**TEXT PASSAGE:**
# # #

Sign installation and hanging often involve the most basic construction skills—digging a hole, dropping a couple of posts, filling the hole with concrete and attaching a board to the posts.  In fact, municipalities that regulate the sign hanging occupation in the Twin Cities area generally treat the sign hanger licensing process as nothing more than ministerial.   But entrepreneurs face an Alice-in-Wonderland experience in Minneapolis if they want to make a living installing or hanging simple, non-illuminated signs.

At first blush, the City Code suggests that a sign hanger’s license will be issued to any applicant who fills out a form, pays a fee and provides proof of bonding and insurance.  But the law doesn’t say what it means or mean what it says.

Submitting an application that fully complies with the objective requirements of the Code does not guarantee anything.  The City retains the discretion to deny or postpone the issuance of sign hanger licenses at will—and there are no legal procedures giving applicants notice or an opportunity to be heard on the postponement or impending denial of a license for cause.  Anyone can be frozen-out of the sign installation business for any reason or no reason at all, without any effective recourse.  And by failing to furnish basic due process to applicants, the Code has encouraged vigilante regulation.

City Zoning Inspector Stuart Roberson has injected himself into the sign hanger license application process and declared he does not “under normal circumstances”[1] approve licensure for companies that can only install “very simple non-illuminated signs.”[2]  At the same time, Roberson has refused to explain just what skill level is acceptable to him.  As a result, many license applications linger for months in zoning-inspection limbo while Roberson applies mysterious standards of competency—insisting on the delivery of resumes, photographs of past work, biographical sketches, and personal meetings with applicants.[3]

Roberson’s intervention in the sign hanger licensure process shows that bureaucratic power-grabs inevitably result from laws that dispense standardless authority.  Ironically, the City Council enacted reforms several years ago to eliminate subjective competency testing for sign hangers and other trades.  The City Council’s job was obviously only half done—it removed arbitrary standards but left behind unbridled regulatory discretion.  Since then, the City’s licensing regulations have devolved into the customs of a secret society.

Despite past efforts at reform, Minneapolis still has a procedural void that traps people who try in vain to play by unknowable rules.  Truong Xuan Mai of Lighttech, Inc., located in Minneapolis, is one such victim.  “I’ve met with Roberson twice since I first applied,” said Mai.  “It is May, my license renewal application has been postponed for almost five months now.  I have lost too many opportunities.  I just can’t do business like this.”

Truong Xuan Mai’s experience as a “boat person” refugee who escaped communist Vietnam during the late 1970s undoubtedly gives him unusual courage to fight City Hall.  But Mai is clearly not alone—license issuance to many applicants is often postponed for months or indefinitely.  It is no wonder that even long-established family businesses like Dahlen Sign Company of Shakopee, Minn., see no point in pursuing opportunities that require a Minneapolis sign-hanger’s license.

# # #

**MATERIAL PROVIDED:**
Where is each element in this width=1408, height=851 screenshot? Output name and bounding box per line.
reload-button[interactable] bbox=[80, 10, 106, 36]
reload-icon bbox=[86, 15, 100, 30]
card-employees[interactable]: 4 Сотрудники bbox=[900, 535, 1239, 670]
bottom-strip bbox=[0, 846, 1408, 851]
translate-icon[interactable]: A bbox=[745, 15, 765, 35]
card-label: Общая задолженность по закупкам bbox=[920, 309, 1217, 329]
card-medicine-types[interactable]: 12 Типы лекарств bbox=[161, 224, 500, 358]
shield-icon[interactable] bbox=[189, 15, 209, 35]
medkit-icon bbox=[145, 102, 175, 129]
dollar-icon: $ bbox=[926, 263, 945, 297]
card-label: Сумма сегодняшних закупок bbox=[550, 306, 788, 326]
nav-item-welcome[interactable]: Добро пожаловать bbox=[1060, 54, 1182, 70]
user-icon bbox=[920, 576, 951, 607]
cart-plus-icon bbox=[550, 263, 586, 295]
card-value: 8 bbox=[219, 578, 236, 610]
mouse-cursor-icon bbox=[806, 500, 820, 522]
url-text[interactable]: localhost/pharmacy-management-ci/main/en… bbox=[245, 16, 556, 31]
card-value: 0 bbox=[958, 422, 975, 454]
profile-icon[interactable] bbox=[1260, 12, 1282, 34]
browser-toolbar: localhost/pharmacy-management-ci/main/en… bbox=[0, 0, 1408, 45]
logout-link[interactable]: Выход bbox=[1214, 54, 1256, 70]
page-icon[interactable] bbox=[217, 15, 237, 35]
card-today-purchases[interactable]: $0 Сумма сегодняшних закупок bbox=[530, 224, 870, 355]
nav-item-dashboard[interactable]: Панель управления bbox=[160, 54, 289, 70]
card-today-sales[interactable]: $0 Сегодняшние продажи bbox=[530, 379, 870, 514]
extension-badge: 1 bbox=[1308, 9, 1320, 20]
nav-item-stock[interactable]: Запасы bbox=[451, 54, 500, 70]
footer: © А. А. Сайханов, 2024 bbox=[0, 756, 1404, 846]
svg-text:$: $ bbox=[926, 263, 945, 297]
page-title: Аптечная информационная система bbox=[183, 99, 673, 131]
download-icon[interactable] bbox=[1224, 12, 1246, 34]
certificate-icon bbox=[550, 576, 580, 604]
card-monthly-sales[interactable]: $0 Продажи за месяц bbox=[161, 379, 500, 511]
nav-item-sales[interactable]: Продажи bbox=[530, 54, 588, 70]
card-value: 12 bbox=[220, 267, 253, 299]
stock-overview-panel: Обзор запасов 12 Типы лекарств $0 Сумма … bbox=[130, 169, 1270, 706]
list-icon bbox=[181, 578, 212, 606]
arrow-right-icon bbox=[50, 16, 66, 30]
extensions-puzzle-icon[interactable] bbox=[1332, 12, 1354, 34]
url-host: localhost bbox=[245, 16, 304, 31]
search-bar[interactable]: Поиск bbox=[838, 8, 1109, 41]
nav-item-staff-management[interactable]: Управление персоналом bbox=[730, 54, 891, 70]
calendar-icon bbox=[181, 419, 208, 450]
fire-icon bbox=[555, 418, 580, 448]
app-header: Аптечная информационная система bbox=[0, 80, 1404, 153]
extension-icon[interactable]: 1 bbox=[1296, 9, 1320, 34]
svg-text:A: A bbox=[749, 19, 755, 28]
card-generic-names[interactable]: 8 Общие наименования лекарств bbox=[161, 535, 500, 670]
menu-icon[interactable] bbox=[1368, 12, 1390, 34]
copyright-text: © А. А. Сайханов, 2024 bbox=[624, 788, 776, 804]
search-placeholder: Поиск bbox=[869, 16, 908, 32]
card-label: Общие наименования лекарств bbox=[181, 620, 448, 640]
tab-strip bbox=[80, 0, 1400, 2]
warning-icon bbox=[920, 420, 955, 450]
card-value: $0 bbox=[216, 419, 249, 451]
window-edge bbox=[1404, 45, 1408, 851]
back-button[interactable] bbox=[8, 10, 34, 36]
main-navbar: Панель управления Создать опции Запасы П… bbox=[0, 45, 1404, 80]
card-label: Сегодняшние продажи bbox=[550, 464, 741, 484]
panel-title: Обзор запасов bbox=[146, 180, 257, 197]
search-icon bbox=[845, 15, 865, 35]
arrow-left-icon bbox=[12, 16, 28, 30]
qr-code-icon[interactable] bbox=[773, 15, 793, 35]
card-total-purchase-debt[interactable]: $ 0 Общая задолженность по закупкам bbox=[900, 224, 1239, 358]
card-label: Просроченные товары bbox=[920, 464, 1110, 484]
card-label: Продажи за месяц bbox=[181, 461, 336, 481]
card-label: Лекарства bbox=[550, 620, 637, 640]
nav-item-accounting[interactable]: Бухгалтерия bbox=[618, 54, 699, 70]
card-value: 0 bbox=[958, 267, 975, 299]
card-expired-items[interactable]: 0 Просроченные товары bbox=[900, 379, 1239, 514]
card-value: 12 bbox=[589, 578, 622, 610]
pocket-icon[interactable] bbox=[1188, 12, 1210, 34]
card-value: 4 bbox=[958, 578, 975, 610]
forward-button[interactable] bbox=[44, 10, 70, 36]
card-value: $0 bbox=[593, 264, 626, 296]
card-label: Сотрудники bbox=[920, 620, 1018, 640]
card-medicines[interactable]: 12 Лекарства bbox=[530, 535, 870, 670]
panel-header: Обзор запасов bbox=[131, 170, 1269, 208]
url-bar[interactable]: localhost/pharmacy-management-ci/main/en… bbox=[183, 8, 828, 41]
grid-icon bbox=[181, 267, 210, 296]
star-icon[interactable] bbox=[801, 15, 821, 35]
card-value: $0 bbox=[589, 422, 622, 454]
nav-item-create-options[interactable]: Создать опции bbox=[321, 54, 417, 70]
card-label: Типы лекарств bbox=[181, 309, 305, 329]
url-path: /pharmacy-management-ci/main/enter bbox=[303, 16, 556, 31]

# # #

**PROBLEMS TO WORK ON:**
1. In the passage on Minneapolis sign hanger licensing, rewrite the paragraph that begins "City Zoning Inspector Stuart Roberson" as a bulleted list that keeps its main facts.
2. List every basic construction skill that the passage on Minneapolis sign hanger licensing names as part of sign installation and hanging.

**SOLUTIONS TO THE EXERCISE:**
1.
- City Zoning Inspector Stuart Roberson has inserted himself into the sign hanger license application process.
- He has said that he does not, under normal circumstances, approve licenses for companies that can install only very simple non-illuminated signs.
- He has refused to explain what skill level he considers acceptable.
- As a result, many applications stay in zoning inspection for months while he applies unclear competency standards.
- He requires resumes, photographs of past work, biographical sketches, and personal meetings with applicants.

2.
- Digging a hole
- Dropping a couple of posts
- Filling the hole with concrete
- Attaching a board to the posts